## Task material
+-------+
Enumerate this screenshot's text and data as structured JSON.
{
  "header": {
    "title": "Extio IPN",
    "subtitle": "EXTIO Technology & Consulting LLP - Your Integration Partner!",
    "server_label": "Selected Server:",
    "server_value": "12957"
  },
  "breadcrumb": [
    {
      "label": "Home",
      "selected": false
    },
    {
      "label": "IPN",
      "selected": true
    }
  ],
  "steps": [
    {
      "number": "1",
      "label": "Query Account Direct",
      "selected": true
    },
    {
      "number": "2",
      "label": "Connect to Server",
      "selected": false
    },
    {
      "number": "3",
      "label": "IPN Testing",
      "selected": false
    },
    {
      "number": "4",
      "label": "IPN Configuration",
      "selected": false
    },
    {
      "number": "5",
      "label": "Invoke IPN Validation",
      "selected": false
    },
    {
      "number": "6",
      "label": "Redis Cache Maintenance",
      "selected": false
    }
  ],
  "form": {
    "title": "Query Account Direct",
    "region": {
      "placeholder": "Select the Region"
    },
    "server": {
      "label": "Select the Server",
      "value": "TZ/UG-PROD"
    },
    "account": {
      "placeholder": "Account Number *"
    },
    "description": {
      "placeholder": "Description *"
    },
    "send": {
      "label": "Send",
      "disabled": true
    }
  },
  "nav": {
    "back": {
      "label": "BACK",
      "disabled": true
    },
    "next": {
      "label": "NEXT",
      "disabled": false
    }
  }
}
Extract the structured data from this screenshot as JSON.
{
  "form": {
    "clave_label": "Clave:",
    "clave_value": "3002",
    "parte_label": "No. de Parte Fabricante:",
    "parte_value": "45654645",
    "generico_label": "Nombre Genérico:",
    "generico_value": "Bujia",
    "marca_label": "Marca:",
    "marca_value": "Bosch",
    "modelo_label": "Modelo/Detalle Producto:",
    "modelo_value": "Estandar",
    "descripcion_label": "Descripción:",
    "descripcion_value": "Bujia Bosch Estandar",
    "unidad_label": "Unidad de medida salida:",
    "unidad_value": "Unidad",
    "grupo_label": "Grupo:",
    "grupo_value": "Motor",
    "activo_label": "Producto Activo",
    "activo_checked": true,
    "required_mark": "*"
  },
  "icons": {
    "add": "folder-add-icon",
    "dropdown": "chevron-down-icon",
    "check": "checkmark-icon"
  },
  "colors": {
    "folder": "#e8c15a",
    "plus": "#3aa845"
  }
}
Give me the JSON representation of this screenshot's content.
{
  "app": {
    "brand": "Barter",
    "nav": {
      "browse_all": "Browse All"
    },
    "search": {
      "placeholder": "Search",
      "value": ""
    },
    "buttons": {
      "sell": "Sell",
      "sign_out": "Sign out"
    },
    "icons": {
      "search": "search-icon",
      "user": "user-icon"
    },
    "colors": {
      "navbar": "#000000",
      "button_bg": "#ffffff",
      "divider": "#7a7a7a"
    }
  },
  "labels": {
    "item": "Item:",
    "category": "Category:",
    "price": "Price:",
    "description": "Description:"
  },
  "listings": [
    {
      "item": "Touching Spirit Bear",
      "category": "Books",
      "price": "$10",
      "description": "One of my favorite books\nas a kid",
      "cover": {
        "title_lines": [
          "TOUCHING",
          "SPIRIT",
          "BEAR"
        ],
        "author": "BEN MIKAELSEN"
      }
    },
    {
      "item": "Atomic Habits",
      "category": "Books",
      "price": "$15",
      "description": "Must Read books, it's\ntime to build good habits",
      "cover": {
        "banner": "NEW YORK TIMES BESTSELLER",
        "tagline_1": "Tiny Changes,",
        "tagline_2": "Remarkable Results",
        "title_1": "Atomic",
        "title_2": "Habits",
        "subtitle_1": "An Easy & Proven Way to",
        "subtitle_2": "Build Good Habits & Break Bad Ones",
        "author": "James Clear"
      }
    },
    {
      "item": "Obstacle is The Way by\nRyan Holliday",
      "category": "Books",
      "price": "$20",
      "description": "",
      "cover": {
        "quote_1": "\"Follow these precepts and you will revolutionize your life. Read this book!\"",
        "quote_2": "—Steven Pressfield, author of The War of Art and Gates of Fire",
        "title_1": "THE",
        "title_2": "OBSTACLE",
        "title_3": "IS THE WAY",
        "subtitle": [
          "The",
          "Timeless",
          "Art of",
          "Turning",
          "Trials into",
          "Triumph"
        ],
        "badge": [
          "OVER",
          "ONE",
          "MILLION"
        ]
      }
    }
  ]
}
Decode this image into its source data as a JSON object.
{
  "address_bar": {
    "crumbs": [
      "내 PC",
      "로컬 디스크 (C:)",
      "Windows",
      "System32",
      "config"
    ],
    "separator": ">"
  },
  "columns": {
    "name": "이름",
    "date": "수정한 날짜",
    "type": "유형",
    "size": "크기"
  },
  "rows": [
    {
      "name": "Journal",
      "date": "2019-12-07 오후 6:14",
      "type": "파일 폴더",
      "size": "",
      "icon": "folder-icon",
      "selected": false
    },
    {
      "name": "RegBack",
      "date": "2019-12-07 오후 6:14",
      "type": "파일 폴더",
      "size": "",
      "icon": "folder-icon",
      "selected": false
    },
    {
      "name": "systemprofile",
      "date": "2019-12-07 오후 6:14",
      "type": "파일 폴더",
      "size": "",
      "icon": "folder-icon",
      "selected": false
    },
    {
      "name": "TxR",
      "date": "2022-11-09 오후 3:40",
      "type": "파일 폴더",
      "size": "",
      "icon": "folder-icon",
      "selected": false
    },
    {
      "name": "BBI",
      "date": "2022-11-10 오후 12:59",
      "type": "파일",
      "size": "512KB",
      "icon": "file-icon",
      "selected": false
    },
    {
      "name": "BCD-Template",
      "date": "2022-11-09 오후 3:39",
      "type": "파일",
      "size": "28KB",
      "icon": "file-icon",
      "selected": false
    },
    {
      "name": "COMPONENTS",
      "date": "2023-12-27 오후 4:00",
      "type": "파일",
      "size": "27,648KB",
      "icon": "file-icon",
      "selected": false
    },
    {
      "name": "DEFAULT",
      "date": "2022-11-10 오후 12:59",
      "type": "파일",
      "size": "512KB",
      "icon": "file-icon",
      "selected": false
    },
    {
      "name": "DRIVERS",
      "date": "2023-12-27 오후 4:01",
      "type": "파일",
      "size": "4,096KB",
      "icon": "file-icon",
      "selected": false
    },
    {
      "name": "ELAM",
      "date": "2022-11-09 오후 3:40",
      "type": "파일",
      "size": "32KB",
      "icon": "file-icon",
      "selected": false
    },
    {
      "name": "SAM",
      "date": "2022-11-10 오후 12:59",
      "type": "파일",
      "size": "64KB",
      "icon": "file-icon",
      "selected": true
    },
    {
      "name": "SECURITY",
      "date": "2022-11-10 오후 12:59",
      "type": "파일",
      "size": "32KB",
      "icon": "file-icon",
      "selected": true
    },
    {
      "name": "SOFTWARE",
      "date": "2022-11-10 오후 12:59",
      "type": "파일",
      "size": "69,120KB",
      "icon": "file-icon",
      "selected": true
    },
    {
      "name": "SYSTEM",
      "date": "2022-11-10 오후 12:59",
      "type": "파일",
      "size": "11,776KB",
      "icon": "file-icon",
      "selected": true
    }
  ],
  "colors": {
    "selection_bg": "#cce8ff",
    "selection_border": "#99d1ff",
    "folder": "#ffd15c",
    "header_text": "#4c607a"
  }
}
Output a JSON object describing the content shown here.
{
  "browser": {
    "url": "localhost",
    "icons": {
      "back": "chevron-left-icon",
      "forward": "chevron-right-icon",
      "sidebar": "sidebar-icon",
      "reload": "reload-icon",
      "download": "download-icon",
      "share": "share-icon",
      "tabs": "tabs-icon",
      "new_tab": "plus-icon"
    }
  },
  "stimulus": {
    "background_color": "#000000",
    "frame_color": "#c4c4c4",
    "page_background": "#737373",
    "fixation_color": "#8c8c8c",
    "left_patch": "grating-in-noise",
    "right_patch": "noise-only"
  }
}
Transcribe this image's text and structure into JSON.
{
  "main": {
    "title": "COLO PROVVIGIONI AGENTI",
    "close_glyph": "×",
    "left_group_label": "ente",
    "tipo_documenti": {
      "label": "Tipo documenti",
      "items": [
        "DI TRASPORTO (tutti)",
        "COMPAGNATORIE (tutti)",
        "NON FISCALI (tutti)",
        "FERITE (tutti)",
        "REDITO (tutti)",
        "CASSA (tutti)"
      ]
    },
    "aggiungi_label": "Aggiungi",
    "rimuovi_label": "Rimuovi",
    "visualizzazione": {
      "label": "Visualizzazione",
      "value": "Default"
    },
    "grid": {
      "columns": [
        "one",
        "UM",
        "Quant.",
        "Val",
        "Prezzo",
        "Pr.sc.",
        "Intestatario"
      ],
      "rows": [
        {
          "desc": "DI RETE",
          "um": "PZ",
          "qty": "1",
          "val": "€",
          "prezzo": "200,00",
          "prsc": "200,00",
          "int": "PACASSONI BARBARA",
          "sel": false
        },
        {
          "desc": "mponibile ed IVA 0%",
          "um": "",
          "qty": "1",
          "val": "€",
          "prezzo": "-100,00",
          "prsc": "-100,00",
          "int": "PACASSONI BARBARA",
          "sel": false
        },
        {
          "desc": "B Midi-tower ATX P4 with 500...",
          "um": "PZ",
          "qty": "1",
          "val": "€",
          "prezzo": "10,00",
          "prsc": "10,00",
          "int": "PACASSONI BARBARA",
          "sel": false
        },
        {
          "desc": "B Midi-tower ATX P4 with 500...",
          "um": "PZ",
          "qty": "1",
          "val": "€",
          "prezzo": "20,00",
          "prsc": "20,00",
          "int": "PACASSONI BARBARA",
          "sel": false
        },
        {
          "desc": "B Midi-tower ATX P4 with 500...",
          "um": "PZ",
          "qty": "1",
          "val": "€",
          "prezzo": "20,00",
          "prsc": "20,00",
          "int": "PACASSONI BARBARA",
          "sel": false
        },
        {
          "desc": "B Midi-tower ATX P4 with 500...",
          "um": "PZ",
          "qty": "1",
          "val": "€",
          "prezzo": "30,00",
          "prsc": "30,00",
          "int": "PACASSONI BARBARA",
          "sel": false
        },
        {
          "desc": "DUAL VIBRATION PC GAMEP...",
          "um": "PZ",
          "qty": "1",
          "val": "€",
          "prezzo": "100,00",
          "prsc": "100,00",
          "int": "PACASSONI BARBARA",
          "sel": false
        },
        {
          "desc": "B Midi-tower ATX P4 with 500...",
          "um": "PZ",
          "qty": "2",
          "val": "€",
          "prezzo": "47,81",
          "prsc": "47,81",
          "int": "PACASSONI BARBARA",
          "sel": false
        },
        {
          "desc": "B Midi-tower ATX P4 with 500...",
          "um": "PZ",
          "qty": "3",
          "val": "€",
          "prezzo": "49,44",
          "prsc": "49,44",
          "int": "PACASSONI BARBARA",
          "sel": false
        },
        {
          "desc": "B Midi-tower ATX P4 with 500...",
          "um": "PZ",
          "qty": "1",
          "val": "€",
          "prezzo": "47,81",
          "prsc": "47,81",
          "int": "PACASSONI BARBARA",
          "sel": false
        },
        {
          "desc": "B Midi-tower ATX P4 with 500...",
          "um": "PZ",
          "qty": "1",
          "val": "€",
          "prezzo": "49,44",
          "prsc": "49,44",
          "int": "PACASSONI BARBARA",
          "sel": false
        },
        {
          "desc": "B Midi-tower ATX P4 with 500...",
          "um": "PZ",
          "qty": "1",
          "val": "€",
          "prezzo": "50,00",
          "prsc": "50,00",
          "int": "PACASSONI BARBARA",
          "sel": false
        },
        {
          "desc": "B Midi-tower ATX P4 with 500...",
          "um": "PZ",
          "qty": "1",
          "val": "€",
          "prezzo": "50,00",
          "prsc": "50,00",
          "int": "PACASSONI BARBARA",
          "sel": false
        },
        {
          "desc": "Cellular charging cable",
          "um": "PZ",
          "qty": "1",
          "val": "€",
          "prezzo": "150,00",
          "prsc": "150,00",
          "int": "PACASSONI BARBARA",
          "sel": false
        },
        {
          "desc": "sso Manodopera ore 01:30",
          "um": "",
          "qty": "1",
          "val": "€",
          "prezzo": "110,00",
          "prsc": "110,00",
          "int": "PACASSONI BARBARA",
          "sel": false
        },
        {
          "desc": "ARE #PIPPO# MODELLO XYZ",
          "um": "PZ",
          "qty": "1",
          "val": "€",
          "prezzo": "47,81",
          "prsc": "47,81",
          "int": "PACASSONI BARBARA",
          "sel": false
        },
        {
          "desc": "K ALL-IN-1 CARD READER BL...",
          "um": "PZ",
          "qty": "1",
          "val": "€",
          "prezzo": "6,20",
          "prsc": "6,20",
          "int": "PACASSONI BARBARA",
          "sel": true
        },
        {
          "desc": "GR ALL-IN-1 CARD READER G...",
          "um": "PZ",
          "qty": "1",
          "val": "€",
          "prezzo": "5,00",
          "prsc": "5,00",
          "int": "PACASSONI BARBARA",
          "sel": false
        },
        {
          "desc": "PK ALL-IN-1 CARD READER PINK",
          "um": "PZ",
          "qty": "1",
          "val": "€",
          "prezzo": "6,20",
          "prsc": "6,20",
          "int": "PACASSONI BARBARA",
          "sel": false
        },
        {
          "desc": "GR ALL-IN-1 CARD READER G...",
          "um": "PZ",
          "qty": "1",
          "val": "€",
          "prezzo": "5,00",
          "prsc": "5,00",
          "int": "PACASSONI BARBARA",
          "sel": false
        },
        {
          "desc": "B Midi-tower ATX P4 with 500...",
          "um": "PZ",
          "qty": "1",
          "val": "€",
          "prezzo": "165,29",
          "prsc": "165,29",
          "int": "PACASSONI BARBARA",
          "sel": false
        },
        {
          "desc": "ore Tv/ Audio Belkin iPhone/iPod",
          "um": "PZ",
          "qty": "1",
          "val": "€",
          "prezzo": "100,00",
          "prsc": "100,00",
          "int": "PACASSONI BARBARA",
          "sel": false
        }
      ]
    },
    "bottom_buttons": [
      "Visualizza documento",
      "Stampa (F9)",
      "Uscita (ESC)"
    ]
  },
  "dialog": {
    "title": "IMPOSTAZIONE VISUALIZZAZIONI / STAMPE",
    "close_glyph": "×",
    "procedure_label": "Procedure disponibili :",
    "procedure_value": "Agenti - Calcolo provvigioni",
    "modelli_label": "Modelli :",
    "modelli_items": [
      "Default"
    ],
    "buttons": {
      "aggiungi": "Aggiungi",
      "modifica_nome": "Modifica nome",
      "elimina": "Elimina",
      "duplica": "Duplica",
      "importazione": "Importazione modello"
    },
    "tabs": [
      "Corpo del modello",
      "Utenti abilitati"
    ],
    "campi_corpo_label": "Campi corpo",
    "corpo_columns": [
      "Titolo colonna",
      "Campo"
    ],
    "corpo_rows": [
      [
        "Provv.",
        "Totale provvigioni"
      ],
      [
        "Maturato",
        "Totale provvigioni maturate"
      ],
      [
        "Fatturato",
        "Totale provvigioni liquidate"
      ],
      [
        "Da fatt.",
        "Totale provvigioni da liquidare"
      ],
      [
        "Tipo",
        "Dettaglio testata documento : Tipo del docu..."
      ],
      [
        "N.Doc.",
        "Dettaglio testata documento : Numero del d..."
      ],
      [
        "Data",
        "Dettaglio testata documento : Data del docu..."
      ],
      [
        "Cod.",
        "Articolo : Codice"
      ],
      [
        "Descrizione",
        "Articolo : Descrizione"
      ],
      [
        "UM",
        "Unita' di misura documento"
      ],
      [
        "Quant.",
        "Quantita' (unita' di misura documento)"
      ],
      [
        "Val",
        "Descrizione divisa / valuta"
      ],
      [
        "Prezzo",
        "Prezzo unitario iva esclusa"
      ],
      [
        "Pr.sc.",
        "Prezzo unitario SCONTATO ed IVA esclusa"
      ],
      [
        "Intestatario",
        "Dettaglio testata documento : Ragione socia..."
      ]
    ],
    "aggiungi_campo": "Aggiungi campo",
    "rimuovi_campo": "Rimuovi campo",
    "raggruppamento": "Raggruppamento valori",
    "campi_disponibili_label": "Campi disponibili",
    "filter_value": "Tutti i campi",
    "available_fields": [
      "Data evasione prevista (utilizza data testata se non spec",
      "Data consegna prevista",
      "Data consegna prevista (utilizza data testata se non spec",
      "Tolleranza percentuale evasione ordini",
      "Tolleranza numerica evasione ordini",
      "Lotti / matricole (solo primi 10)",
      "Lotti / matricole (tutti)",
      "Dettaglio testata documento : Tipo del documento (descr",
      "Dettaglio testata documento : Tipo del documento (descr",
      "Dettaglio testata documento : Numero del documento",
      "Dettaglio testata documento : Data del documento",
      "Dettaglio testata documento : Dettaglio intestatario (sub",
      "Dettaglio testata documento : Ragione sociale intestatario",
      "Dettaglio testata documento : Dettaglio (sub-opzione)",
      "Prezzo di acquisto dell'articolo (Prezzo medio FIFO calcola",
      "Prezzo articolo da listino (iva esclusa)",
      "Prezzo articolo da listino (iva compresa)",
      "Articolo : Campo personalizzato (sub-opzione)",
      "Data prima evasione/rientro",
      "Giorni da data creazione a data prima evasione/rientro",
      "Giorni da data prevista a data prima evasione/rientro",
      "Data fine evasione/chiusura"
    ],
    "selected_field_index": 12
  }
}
+-------+
## Work instructions
Of the lines above, copy each that contains "esclusa".

## Response to this exercise
        "Prezzo unitario iva esclusa"
        "Prezzo unitario SCONTATO ed IVA esclusa"
      "Prezzo articolo da listino (iva esclusa)",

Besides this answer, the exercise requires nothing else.